## Challenge
Omit the pictures, please, and give each record below again exactly.

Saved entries
==================================================

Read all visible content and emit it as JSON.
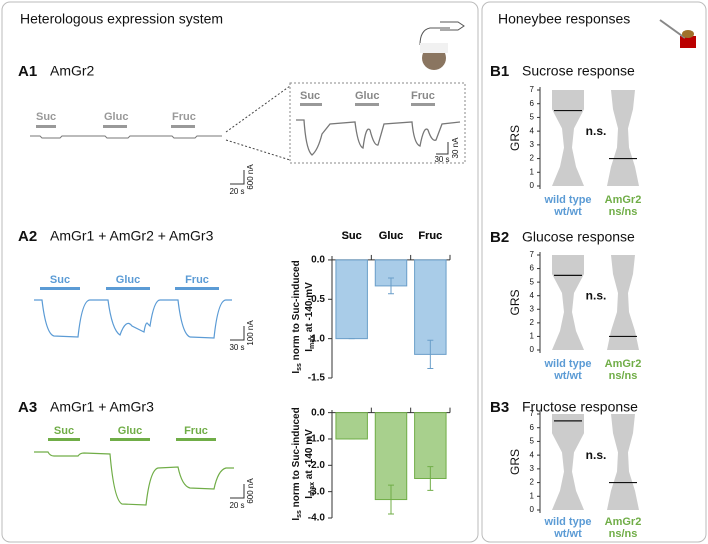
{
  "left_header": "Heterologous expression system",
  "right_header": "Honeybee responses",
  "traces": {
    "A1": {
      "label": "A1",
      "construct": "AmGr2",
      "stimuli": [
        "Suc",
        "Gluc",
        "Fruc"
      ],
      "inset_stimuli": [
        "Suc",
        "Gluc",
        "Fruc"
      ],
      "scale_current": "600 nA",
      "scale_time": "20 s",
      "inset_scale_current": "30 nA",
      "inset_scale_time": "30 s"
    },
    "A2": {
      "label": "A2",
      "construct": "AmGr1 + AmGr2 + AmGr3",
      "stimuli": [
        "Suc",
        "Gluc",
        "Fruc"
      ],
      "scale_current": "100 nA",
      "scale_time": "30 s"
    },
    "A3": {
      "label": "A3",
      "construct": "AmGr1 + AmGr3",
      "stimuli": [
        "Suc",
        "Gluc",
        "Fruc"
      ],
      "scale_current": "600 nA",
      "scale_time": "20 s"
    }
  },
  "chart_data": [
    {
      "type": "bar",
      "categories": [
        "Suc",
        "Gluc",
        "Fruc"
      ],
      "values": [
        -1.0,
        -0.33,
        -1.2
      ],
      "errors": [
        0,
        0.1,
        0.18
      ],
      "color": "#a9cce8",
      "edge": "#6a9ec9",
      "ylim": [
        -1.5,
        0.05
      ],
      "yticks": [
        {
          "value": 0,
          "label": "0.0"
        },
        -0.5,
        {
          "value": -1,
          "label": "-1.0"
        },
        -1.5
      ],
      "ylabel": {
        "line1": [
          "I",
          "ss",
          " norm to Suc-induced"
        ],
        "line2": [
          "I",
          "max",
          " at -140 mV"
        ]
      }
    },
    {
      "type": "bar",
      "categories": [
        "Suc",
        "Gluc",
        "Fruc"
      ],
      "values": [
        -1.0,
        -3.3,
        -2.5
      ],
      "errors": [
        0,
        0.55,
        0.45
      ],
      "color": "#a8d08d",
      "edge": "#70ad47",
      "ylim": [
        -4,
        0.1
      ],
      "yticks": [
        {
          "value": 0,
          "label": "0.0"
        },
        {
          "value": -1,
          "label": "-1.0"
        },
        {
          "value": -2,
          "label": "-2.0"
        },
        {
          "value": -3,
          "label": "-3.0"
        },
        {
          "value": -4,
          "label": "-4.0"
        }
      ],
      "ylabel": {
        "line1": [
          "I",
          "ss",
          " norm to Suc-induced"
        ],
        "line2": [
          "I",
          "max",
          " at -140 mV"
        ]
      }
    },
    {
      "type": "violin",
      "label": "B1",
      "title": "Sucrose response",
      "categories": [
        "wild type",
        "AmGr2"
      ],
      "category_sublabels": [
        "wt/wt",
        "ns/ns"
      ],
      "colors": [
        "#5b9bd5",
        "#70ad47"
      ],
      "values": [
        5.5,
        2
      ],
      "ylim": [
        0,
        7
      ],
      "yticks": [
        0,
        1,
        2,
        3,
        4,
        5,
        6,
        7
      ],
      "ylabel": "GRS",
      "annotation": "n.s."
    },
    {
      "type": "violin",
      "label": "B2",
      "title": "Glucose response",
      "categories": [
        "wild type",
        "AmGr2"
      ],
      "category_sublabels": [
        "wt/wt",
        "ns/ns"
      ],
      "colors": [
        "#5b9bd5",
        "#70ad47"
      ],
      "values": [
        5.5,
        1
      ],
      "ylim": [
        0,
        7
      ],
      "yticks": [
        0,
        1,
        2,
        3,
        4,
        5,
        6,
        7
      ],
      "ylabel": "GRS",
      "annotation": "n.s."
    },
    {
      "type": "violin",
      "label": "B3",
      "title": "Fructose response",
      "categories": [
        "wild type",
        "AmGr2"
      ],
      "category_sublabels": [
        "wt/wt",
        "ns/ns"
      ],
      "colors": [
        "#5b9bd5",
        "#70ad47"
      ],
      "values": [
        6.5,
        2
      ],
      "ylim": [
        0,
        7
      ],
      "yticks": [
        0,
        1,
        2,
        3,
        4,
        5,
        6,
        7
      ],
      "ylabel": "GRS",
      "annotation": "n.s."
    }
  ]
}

==================================================

## Response for this exercise
Read all visible content and emit it as JSON.
{
  "left_header": "Heterologous expression system",
  "right_header": "Honeybee responses",
  "traces": {
    "A1": {
      "label": "A1",
      "construct": "AmGr2",
      "stimuli": [
        "Suc",
        "Gluc",
        "Fruc"
      ],
      "inset_stimuli": [
        "Suc",
        "Gluc",
        "Fruc"
      ],
      "scale_current": "600 nA",
      "scale_time": "20 s",
      "inset_scale_current": "30 nA",
      "inset_scale_time": "30 s"
    },
    "A2": {
      "label": "A2",
      "construct": "AmGr1 + AmGr2 + AmGr3",
      "stimuli": [
        "Suc",
        "Gluc",
        "Fruc"
      ],
      "scale_current": "100 nA",
      "scale_time": "30 s"
    },
    "A3": {
      "label": "A3",
      "construct": "AmGr1 + AmGr3",
      "stimuli": [
        "Suc",
        "Gluc",
        "Fruc"
      ],
      "scale_current": "600 nA",
      "scale_time": "20 s"
    }
  },
  "chart_data": [
    {
      "type": "bar",
      "categories": [
        "Suc",
        "Gluc",
        "Fruc"
      ],
      "values": [
        -1.0,
        -0.33,
        -1.2
      ],
      "errors": [
        0,
        0.1,
        0.18
      ],
      "color": "#a9cce8",
      "edge": "#6a9ec9",
      "ylim": [
        -1.5,
        0.05
      ],
      "yticks": [
        {
          "value": 0,
          "label": "0.0"
        },
        -0.5,
        {
          "value": -1,
          "label": "-1.0"
        },
        -1.5
      ],
      "ylabel": {
        "line1": [
          "I",
          "ss",
          " norm to Suc-induced"
        ],
        "line2": [
          "I",
          "max",
          " at -140 mV"
        ]
      }
    },
    {
      "type": "bar",
      "categories": [
        "Suc",
        "Gluc",
        "Fruc"
      ],
      "values": [
        -1.0,
        -3.3,
        -2.5
      ],
      "errors": [
        0,
        0.55,
        0.45
      ],
      "color": "#a8d08d",
      "edge": "#70ad47",
      "ylim": [
        -4,
        0.1
      ],
      "yticks": [
        {
          "value": 0,
          "label": "0.0"
        },
        {
          "value": -1,
          "label": "-1.0"
        },
        {
          "value": -2,
          "label": "-2.0"
        },
        {
          "value": -3,
          "label": "-3.0"
        },
        {
          "value": -4,
          "label": "-4.0"
        }
      ],
      "ylabel": {
        "line1": [
          "I",
          "ss",
          " norm to Suc-induced"
        ],
        "line2": [
          "I",
          "max",
          " at -140 mV"
        ]
      }
    },
    {
      "type": "violin",
      "label": "B1",
      "title": "Sucrose response",
      "categories": [
        "wild type",
        "AmGr2"
      ],
      "category_sublabels": [
        "wt/wt",
        "ns/ns"
      ],
      "colors": [
        "#5b9bd5",
        "#70ad47"
      ],
      "values": [
        5.5,
        2
      ],
      "ylim": [
        0,
        7
      ],
      "yticks": [
        0,
        1,
        2,
        3,
        4,
        5,
        6,
        7
      ],
      "ylabel": "GRS",
      "annotation": "n.s."
    },
    {
      "type": "violin",
      "label": "B2",
      "title": "Glucose response",
      "categories": [
        "wild type",
        "AmGr2"
      ],
      "category_sublabels": [
        "wt/wt",
        "ns/ns"
      ],
      "colors": [
        "#5b9bd5",
        "#70ad47"
      ],
      "values": [
        5.5,
        1
      ],
      "ylim": [
        0,
        7
      ],
      "yticks": [
        0,
        1,
        2,
        3,
        4,
        5,
        6,
        7
      ],
      "ylabel": "GRS",
      "annotation": "n.s."
    },
    {
      "type": "violin",
      "label": "B3",
      "title": "Fructose response",
      "categories": [
        "wild type",
        "AmGr2"
      ],
      "category_sublabels": [
        "wt/wt",
        "ns/ns"
      ],
      "colors": [
        "#5b9bd5",
        "#70ad47"
      ],
      "values": [
        6.5,
        2
      ],
      "ylim": [
        0,
        7
      ],
      "yticks": [
        0,
        1,
        2,
        3,
        4,
        5,
        6,
        7
      ],
      "ylabel": "GRS",
      "annotation": "n.s."
    }
  ]
}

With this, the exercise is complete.